Textabschnitt:
▬▬▬▬▬▬▬▬▬▬

Abb. 2: Hier ist das Prinzip der Linde-Kältemaschine wiedergegeben. Das Gas fließt in einem geschlossenem Kreislauf (allerdings wird nach der Kompression das Gas an die Umgebungstemperatur angepaßt), und solange seine Temperatur unterhalb der Inversionstemperatur liegt, kühlt es sich ab, wenn es durch die Drossel expandiert. Das kalte Gas dient zur Kühlung des unter Druck stehenden Gases vor der Drossel, das sich dann bei der Expansion noch weiter abkühlt. Verflüssigt sich das Gas, so entstehen Topfen in der Nähe der Drossel.

▬▬▬▬▬▬▬▬▬▬

Datenauszug:
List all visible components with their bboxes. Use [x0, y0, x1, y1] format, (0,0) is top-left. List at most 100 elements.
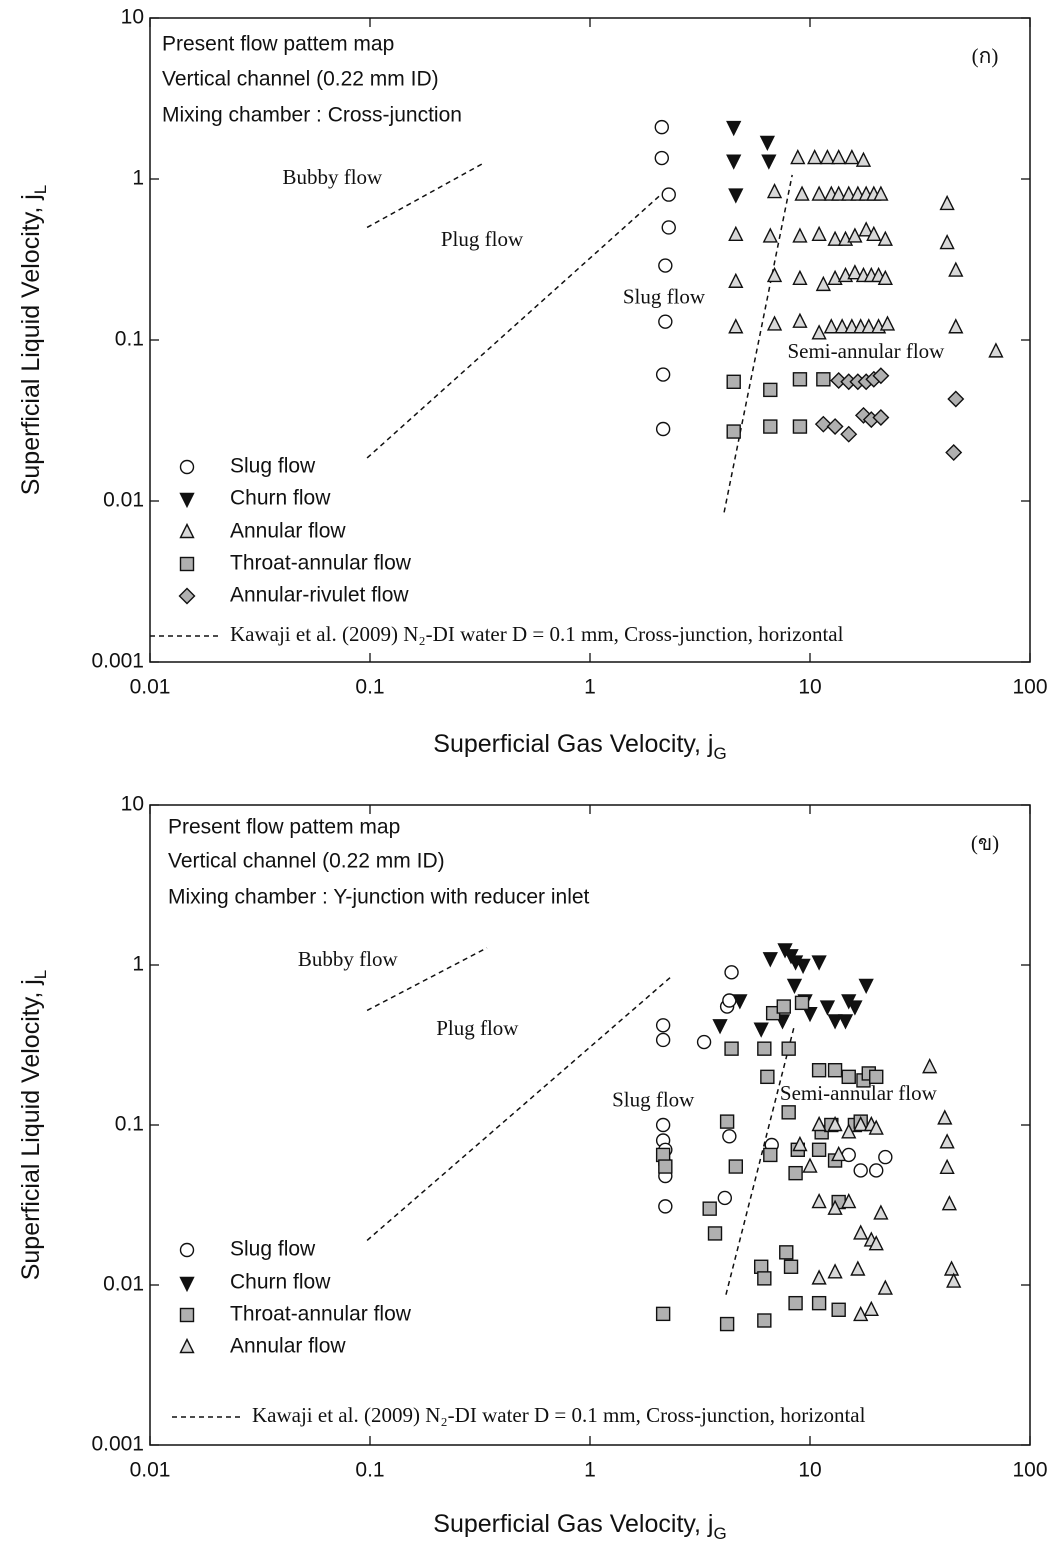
- y-tick-label: 0.001: [91, 650, 144, 673]
- marker: [658, 314, 673, 329]
- marker: [759, 135, 775, 151]
- info-text: Mixing chamber : Y-junction with reducer…: [168, 886, 590, 909]
- info-text: Present flow pattem map: [162, 33, 394, 56]
- marker: [858, 978, 874, 995]
- marker: [826, 418, 844, 436]
- marker: [661, 187, 676, 202]
- marker: [792, 312, 808, 328]
- marker: [781, 1041, 796, 1056]
- marker: [939, 1158, 955, 1175]
- marker: [792, 1135, 808, 1152]
- x-axis-title: Superficial Gas Velocity, jG: [433, 730, 726, 763]
- marker: [853, 1163, 868, 1178]
- marker: [853, 1305, 869, 1322]
- legend-label: Annular flow: [230, 520, 346, 543]
- marker: [937, 1109, 953, 1125]
- region-label: Plug flow: [441, 227, 524, 251]
- y-tick-label: 0.01: [103, 1273, 144, 1296]
- marker: [837, 1014, 854, 1030]
- legend-marker: [178, 587, 196, 605]
- marker: [766, 266, 783, 283]
- marker: [712, 1019, 728, 1035]
- marker: [847, 227, 863, 243]
- marker: [939, 234, 955, 250]
- marker: [831, 148, 847, 165]
- boundary-line: [366, 975, 673, 1241]
- marker: [811, 1269, 827, 1285]
- marker: [661, 220, 676, 235]
- marker: [878, 1149, 893, 1165]
- marker: [786, 978, 803, 995]
- marker: [726, 120, 742, 137]
- legend-label: Throat-annular flow: [230, 1303, 412, 1326]
- legend-label: Kawaji et al. (2009) N₂-DI water D = 0.1…: [252, 1403, 866, 1427]
- legend-label: Slug flow: [230, 455, 316, 478]
- legend-label: Throat-annular flow: [230, 552, 412, 575]
- marker: [728, 1159, 744, 1174]
- marker: [788, 1295, 803, 1311]
- marker: [853, 1224, 869, 1240]
- y-axis-title: Superficial Liquid Velocity, jL: [17, 970, 50, 1281]
- marker: [792, 419, 808, 434]
- region-label: Slug flow: [612, 1087, 695, 1111]
- marker: [724, 965, 739, 980]
- y-axis-title-sub: L: [31, 185, 50, 194]
- marker: [841, 1192, 857, 1209]
- marker: [831, 1302, 846, 1317]
- boundary-line: [366, 947, 488, 1012]
- marker: [717, 1190, 733, 1206]
- marker: [827, 1263, 843, 1279]
- marker: [863, 1300, 879, 1316]
- marker: [877, 1279, 893, 1295]
- marker: [728, 225, 744, 242]
- legend-marker: [179, 1307, 195, 1323]
- marker: [834, 318, 850, 334]
- y-tick-label: 1: [132, 167, 144, 190]
- marker: [827, 1063, 843, 1078]
- marker: [654, 119, 669, 135]
- marker: [879, 315, 896, 331]
- marker: [655, 1117, 671, 1133]
- x-tick-label: 10: [798, 1459, 821, 1482]
- legend-marker: [179, 1276, 195, 1293]
- y-tick-label: 0.001: [91, 1433, 144, 1456]
- marker: [939, 1133, 955, 1149]
- marker: [943, 1260, 960, 1276]
- legend-label: Annular-rivulet flow: [230, 584, 409, 607]
- marker: [827, 269, 843, 285]
- marker: [724, 1041, 739, 1056]
- x-tick-label: 0.1: [355, 1459, 384, 1482]
- boundary-line: [725, 1025, 796, 1295]
- marker: [726, 424, 741, 439]
- x-axis-title-text: Superficial Gas Velocity, j: [433, 1510, 713, 1538]
- marker: [827, 230, 843, 246]
- y-tick-label: 0.1: [115, 1113, 144, 1136]
- marker: [655, 367, 671, 382]
- marker: [795, 958, 811, 975]
- marker: [831, 1145, 847, 1162]
- marker: [788, 1165, 803, 1181]
- marker: [655, 1306, 671, 1322]
- x-tick-label: 0.1: [355, 676, 384, 699]
- marker: [831, 185, 847, 201]
- marker: [815, 275, 831, 292]
- marker: [939, 194, 955, 211]
- marker: [781, 1105, 796, 1120]
- legend-label: Churn flow: [230, 487, 331, 510]
- x-tick-label: 1: [584, 1459, 596, 1482]
- marker: [790, 148, 806, 165]
- marker: [792, 372, 808, 387]
- panel-label: (ข): [971, 831, 999, 855]
- marker: [757, 1313, 772, 1328]
- marker: [819, 1000, 836, 1016]
- info-text: Vertical channel (0.22 mm ID): [162, 68, 439, 91]
- marker: [811, 324, 827, 340]
- region-label: Bubby flow: [298, 947, 399, 971]
- marker: [841, 1123, 857, 1139]
- marker: [719, 1316, 735, 1332]
- marker: [807, 148, 823, 165]
- marker: [869, 1163, 884, 1178]
- region-label: Plug flow: [436, 1016, 519, 1040]
- marker: [766, 182, 783, 199]
- legend-marker: [179, 522, 195, 539]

▬▬▬▬▬▬▬▬▬▬

Aufgabenreihe:
[a] Gib den Textabschnitt über die Linde-Kältemaschine von „Abb. 2: Hier" bis einschließlich „Nähe der Drossel." wortgetreu wieder.
[b] Wozu dient laut dem Textabschnitt über die Linde-Kältemaschine das kalte Gas?

Lösungen:
[a]
Abb. 2: Hier ist das Prinzip der Linde-Kältemaschine wiedergegeben. Das Gas fließt in einem geschlossenem Kreislauf (allerdings wird nach der Kompression das Gas an die Umgebungstemperatur angepaßt), und solange seine Temperatur unterhalb der Inversionstemperatur liegt, kühlt es sich ab, wenn es durch die Drossel expandiert. Das kalte Gas dient zur Kühlung des unter Druck stehenden Gases vor der Drossel, das sich dann bei der Expansion noch weiter abkühlt. Verflüssigt sich das Gas, so entstehen Topfen in der Nähe der Drossel.

[b] Das kalte Gas dient zur Kühlung des unter Druck stehenden Gases vor der Drossel.